**Set problem:**
Search the data for the word "icon" and copy every line where it occurs.

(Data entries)
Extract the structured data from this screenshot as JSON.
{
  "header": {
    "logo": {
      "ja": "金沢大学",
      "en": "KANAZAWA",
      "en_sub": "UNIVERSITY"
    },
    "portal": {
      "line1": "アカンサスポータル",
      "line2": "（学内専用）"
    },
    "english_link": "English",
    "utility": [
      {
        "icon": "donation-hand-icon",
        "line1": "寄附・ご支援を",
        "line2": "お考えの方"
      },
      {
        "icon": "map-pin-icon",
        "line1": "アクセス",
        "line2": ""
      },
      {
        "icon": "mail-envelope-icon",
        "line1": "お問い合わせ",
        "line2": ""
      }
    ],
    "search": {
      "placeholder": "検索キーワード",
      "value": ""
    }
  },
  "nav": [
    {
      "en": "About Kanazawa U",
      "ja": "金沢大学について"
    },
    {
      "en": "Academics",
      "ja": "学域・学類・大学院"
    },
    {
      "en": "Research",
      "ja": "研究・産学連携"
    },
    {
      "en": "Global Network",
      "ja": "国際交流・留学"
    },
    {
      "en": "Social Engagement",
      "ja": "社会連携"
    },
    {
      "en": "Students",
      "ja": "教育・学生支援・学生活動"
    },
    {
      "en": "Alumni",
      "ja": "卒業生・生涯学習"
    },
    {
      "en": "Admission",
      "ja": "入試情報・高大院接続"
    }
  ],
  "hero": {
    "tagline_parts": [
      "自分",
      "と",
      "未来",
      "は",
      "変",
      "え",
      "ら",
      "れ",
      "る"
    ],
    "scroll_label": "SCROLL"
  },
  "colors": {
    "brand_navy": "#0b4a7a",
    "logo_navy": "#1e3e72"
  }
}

**Exercise result:**
        "icon": "donation-hand-icon",
        "icon": "map-pin-icon",
        "icon": "mail-envelope-icon",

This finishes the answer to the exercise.